WRITTEN REQUEST:
Please copy all of the entries below character for character, leaving the pictures out of your answer.

INPUT:
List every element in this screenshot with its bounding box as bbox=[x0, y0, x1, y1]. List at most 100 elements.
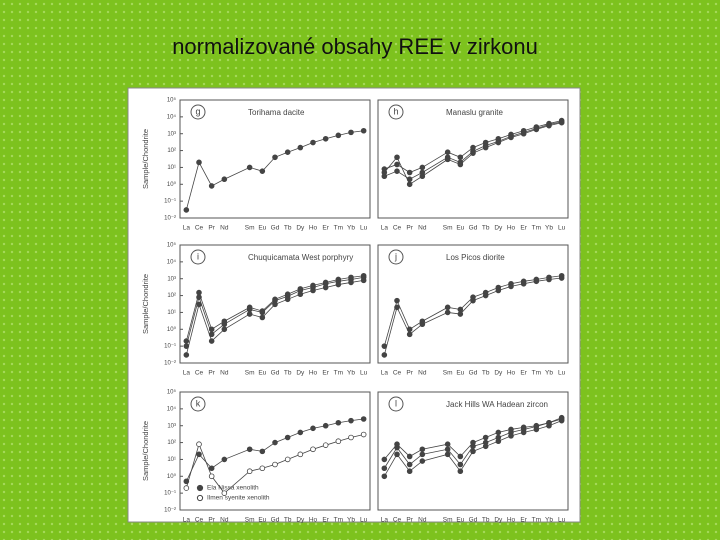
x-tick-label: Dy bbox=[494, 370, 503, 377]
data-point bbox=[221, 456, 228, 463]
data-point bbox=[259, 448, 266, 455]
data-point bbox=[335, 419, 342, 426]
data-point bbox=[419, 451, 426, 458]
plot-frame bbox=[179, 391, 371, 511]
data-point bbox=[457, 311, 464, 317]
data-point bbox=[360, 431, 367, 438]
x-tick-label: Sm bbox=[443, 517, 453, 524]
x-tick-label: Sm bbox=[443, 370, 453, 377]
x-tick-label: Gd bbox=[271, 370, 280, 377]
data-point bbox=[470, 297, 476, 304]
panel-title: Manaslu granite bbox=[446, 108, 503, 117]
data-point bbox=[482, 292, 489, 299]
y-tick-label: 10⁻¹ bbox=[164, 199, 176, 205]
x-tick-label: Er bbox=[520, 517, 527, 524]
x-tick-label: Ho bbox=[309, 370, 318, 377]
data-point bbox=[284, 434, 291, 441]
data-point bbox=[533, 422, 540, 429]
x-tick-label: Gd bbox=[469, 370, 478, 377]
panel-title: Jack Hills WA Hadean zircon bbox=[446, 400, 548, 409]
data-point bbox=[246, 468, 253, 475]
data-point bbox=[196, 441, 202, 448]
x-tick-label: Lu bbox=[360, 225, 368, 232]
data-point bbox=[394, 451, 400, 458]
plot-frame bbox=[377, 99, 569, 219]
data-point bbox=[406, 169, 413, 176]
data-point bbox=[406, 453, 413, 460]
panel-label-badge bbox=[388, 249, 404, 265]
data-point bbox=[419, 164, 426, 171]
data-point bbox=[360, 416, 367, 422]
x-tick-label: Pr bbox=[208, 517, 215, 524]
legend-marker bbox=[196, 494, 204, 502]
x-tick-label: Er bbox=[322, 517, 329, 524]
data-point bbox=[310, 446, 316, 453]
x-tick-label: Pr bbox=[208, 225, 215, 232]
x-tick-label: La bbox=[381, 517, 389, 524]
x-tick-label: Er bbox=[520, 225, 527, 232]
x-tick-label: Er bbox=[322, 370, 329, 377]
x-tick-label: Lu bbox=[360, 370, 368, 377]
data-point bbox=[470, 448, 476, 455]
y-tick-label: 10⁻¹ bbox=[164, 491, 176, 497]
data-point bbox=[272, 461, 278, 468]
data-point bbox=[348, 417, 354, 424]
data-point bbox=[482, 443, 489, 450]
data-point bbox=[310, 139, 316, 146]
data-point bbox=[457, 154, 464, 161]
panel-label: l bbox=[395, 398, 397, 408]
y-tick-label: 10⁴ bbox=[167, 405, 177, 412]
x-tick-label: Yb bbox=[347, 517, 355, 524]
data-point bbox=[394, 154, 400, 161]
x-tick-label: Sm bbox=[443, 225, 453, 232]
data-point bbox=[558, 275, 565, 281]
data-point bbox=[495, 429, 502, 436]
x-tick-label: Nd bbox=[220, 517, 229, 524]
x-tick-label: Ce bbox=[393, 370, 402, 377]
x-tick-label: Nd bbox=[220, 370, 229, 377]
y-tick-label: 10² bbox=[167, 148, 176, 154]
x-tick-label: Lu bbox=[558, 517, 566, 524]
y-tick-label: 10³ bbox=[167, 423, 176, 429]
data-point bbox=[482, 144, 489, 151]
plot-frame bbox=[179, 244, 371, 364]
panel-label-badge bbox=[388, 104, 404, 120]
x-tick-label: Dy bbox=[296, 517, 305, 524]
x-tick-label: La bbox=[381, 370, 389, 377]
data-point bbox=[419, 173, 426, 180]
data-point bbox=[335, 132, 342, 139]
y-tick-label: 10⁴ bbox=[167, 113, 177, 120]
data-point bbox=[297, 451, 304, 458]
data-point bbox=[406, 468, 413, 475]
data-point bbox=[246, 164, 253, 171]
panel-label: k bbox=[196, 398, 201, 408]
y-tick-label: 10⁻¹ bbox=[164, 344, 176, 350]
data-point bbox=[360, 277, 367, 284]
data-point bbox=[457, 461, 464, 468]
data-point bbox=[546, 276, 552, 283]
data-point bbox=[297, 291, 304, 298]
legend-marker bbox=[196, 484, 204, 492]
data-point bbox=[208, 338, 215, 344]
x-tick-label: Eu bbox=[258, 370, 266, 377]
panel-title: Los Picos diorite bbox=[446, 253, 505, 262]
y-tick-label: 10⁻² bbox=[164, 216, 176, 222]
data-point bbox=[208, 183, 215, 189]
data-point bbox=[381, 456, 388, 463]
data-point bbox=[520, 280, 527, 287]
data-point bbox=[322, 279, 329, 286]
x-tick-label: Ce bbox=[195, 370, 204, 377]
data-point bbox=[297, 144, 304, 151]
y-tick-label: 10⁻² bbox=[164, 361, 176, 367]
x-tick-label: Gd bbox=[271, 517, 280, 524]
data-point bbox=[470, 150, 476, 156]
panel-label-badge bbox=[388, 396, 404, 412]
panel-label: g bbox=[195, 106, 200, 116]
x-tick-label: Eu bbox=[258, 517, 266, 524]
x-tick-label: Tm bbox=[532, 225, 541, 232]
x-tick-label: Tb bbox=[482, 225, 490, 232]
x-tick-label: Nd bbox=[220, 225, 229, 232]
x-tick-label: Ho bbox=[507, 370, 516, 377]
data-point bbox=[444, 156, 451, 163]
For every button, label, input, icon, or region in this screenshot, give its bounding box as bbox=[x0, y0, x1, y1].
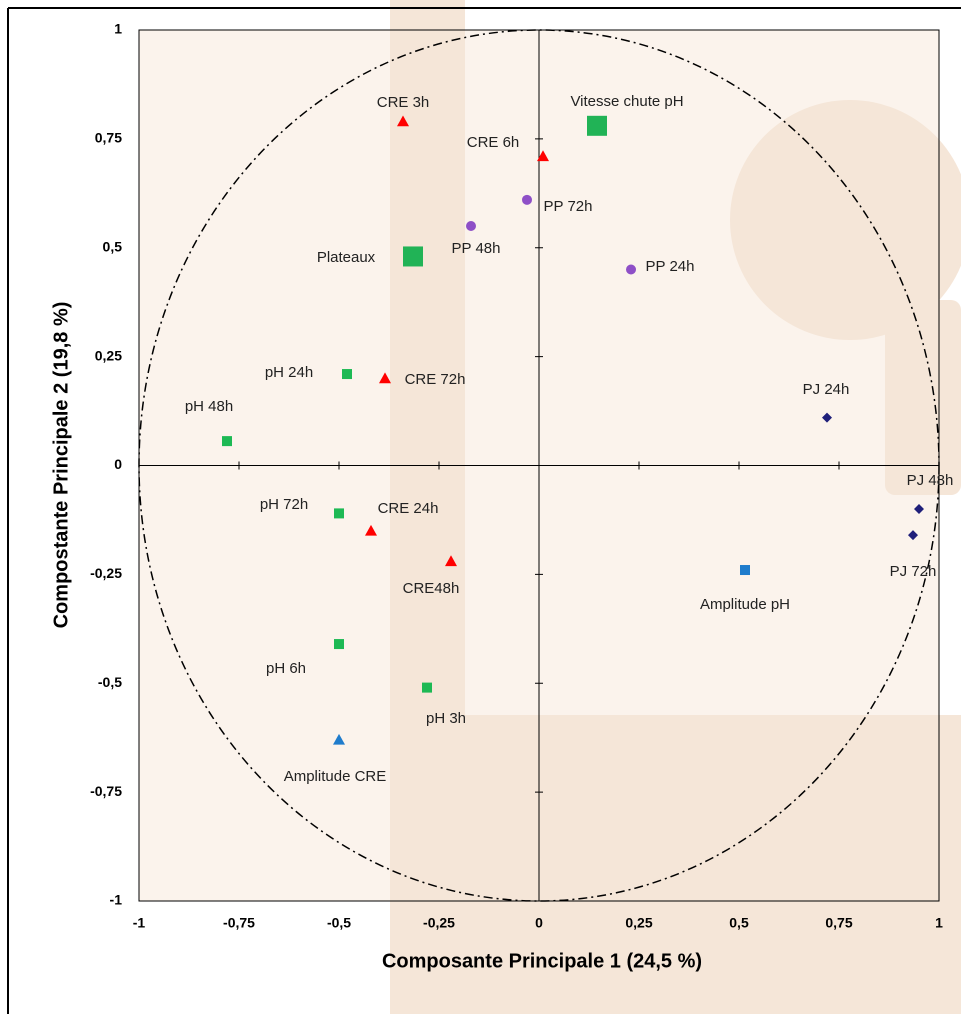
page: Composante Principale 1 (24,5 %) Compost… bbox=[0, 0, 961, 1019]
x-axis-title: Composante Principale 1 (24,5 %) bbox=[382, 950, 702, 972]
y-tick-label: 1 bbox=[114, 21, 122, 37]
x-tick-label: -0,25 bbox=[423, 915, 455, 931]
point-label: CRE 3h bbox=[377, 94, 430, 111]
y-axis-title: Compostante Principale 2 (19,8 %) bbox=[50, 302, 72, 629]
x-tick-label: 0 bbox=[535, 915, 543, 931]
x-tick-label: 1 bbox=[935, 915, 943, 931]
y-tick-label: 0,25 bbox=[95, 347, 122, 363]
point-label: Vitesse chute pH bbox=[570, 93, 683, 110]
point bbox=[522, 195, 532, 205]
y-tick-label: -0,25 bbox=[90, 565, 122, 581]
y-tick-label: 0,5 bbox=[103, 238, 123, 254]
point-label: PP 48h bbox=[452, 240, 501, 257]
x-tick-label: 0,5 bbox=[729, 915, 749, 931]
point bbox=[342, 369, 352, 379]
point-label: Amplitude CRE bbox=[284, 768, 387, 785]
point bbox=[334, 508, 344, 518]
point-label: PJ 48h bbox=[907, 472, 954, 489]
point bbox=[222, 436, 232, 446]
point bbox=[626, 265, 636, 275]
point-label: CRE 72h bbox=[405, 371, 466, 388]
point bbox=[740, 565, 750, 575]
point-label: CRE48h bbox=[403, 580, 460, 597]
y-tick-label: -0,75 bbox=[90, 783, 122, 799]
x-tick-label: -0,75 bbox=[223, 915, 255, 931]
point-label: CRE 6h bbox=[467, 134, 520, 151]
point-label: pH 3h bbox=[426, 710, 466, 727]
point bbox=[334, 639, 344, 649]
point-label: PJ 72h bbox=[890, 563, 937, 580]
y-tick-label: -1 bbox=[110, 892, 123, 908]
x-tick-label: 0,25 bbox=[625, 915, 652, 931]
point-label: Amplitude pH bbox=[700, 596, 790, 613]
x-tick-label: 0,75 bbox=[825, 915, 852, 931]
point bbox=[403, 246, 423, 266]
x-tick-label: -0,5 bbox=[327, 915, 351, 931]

TASK SOLUTION:
List every element in this screenshot with its bounding box as bbox=[x0, y0, x1, y1]. List at most 100 elements.
x-tick-label: Dy bbox=[494, 370, 503, 377]
data-point bbox=[221, 456, 228, 463]
data-point bbox=[259, 448, 266, 455]
data-point bbox=[335, 419, 342, 426]
data-point bbox=[419, 451, 426, 458]
plot-frame bbox=[179, 391, 371, 511]
data-point bbox=[457, 311, 464, 317]
data-point bbox=[360, 431, 367, 438]
x-tick-label: Sm bbox=[443, 517, 453, 524]
x-tick-label: Sm bbox=[443, 370, 453, 377]
x-tick-label: Gd bbox=[271, 370, 280, 377]
data-point bbox=[470, 297, 476, 304]
panel-title: Manaslu granite bbox=[446, 108, 503, 117]
data-point bbox=[482, 292, 489, 299]
y-tick-label: 10⁻¹ bbox=[164, 199, 176, 205]
x-tick-label: Er bbox=[520, 517, 527, 524]
x-tick-label: Ho bbox=[309, 370, 318, 377]
data-point bbox=[284, 434, 291, 441]
data-point bbox=[533, 422, 540, 429]
x-tick-label: Gd bbox=[469, 370, 478, 377]
panel-title: Jack Hills WA Hadean zircon bbox=[446, 400, 548, 409]
data-point bbox=[246, 468, 253, 475]
data-point bbox=[196, 441, 202, 448]
x-tick-label: Lu bbox=[360, 225, 368, 232]
data-point bbox=[394, 451, 400, 458]
plot-frame bbox=[377, 99, 569, 219]
data-point bbox=[406, 169, 413, 176]
data-point bbox=[406, 453, 413, 460]
panel-label-badge bbox=[388, 249, 404, 265]
data-point bbox=[419, 164, 426, 171]
data-point bbox=[360, 416, 367, 422]
x-tick-label: Pr bbox=[208, 517, 215, 524]
legend-marker bbox=[196, 494, 204, 502]
x-tick-label: Er bbox=[322, 517, 329, 524]
data-point bbox=[310, 446, 316, 453]
x-tick-label: Pr bbox=[208, 225, 215, 232]
x-tick-label: La bbox=[381, 517, 389, 524]
x-tick-label: Er bbox=[520, 225, 527, 232]
x-tick-label: Er bbox=[322, 370, 329, 377]
x-tick-label: Lu bbox=[360, 370, 368, 377]
data-point bbox=[470, 448, 476, 455]
y-tick-label: 10⁻¹ bbox=[164, 491, 176, 497]
data-point bbox=[272, 461, 278, 468]
data-point bbox=[348, 417, 354, 424]
data-point bbox=[482, 443, 489, 450]
data-point bbox=[310, 139, 316, 146]
data-point bbox=[457, 154, 464, 161]
panel-label: l bbox=[395, 398, 397, 408]
y-tick-label: 10⁴ bbox=[167, 405, 177, 412]
x-tick-label: Yb bbox=[347, 517, 355, 524]
data-point bbox=[394, 154, 400, 161]
x-tick-label: Sm bbox=[443, 225, 453, 232]
data-point bbox=[558, 275, 565, 281]
data-point bbox=[495, 429, 502, 436]
x-tick-label: Nd bbox=[220, 517, 229, 524]
x-tick-label: Ce bbox=[393, 370, 402, 377]
x-tick-label: Nd bbox=[220, 370, 229, 377]
y-tick-label: 10² bbox=[167, 148, 176, 154]
x-tick-label: Lu bbox=[558, 517, 566, 524]
y-tick-label: 10³ bbox=[167, 423, 176, 429]
data-point bbox=[482, 144, 489, 151]
plot-frame bbox=[179, 244, 371, 364]
panel-label-badge bbox=[388, 104, 404, 120]
x-tick-label: Dy bbox=[296, 517, 305, 524]
x-tick-label: La bbox=[381, 370, 389, 377]
data-point bbox=[419, 173, 426, 180]
data-point bbox=[335, 132, 342, 139]
y-tick-label: 10⁴ bbox=[167, 113, 177, 120]
data-point bbox=[297, 451, 304, 458]
data-point bbox=[406, 468, 413, 475]
data-point bbox=[246, 164, 253, 171]
panel-label: k bbox=[196, 398, 201, 408]
y-tick-label: 10⁻¹ bbox=[164, 344, 176, 350]
data-point bbox=[360, 277, 367, 284]
data-point bbox=[457, 461, 464, 468]
data-point bbox=[546, 276, 552, 283]
data-point bbox=[297, 291, 304, 298]
legend-marker bbox=[196, 484, 204, 492]
data-point bbox=[208, 338, 215, 344]
x-tick-label: Eu bbox=[258, 370, 266, 377]
panel-title: Los Picos diorite bbox=[446, 253, 505, 262]
y-tick-label: 10⁻² bbox=[164, 216, 176, 222]
data-point bbox=[208, 183, 215, 189]
data-point bbox=[381, 456, 388, 463]
data-point bbox=[520, 280, 527, 287]
data-point bbox=[322, 279, 329, 286]
x-tick-label: Ce bbox=[195, 370, 204, 377]
data-point bbox=[297, 144, 304, 151]
y-tick-label: 10⁻² bbox=[164, 361, 176, 367]
x-tick-label: Gd bbox=[271, 517, 280, 524]
data-point bbox=[470, 150, 476, 156]
panel-label-badge bbox=[388, 396, 404, 412]
panel-label: g bbox=[195, 106, 200, 116]
x-tick-label: Eu bbox=[258, 517, 266, 524]
x-tick-label: Tm bbox=[532, 225, 541, 232]
x-tick-label: Tb bbox=[482, 225, 490, 232]
x-tick-label: Nd bbox=[220, 225, 229, 232]
x-tick-label: Ho bbox=[507, 370, 516, 377]
data-point bbox=[444, 156, 451, 163]
For every button, label, input, icon, or region in this screenshot, give its bounding box as bbox=[x0, y0, x1, y1].
page: Composante Principale 1 (24,5 %) Compost… bbox=[0, 0, 961, 1019]
x-axis-title: Composante Principale 1 (24,5 %) bbox=[382, 950, 702, 972]
y-tick-label: 1 bbox=[114, 21, 122, 37]
x-tick-label: -0,25 bbox=[423, 915, 455, 931]
point-label: CRE 3h bbox=[377, 94, 430, 111]
y-axis-title: Compostante Principale 2 (19,8 %) bbox=[50, 302, 72, 629]
x-tick-label: 0 bbox=[535, 915, 543, 931]
x-tick-label: 1 bbox=[935, 915, 943, 931]
y-tick-label: 0,25 bbox=[95, 347, 122, 363]
point-label: Vitesse chute pH bbox=[570, 93, 683, 110]
point bbox=[522, 195, 532, 205]
y-tick-label: -0,25 bbox=[90, 565, 122, 581]
y-tick-label: 0,5 bbox=[103, 238, 123, 254]
point-label: PP 48h bbox=[452, 240, 501, 257]
x-tick-label: 0,5 bbox=[729, 915, 749, 931]
point bbox=[342, 369, 352, 379]
point-label: Amplitude CRE bbox=[284, 768, 387, 785]
point bbox=[334, 508, 344, 518]
point-label: PJ 48h bbox=[907, 472, 954, 489]
point bbox=[222, 436, 232, 446]
point bbox=[626, 265, 636, 275]
point-label: CRE 72h bbox=[405, 371, 466, 388]
point bbox=[740, 565, 750, 575]
point-label: CRE48h bbox=[403, 580, 460, 597]
y-tick-label: -0,75 bbox=[90, 783, 122, 799]
x-tick-label: -0,75 bbox=[223, 915, 255, 931]
point-label: CRE 6h bbox=[467, 134, 520, 151]
point-label: pH 3h bbox=[426, 710, 466, 727]
point bbox=[334, 639, 344, 649]
point-label: PJ 72h bbox=[890, 563, 937, 580]
y-tick-label: -1 bbox=[110, 892, 123, 908]
x-tick-label: 0,25 bbox=[625, 915, 652, 931]
point-label: Amplitude pH bbox=[700, 596, 790, 613]
x-tick-label: 0,75 bbox=[825, 915, 852, 931]
point bbox=[403, 246, 423, 266]
x-tick-label: -0,5 bbox=[327, 915, 351, 931]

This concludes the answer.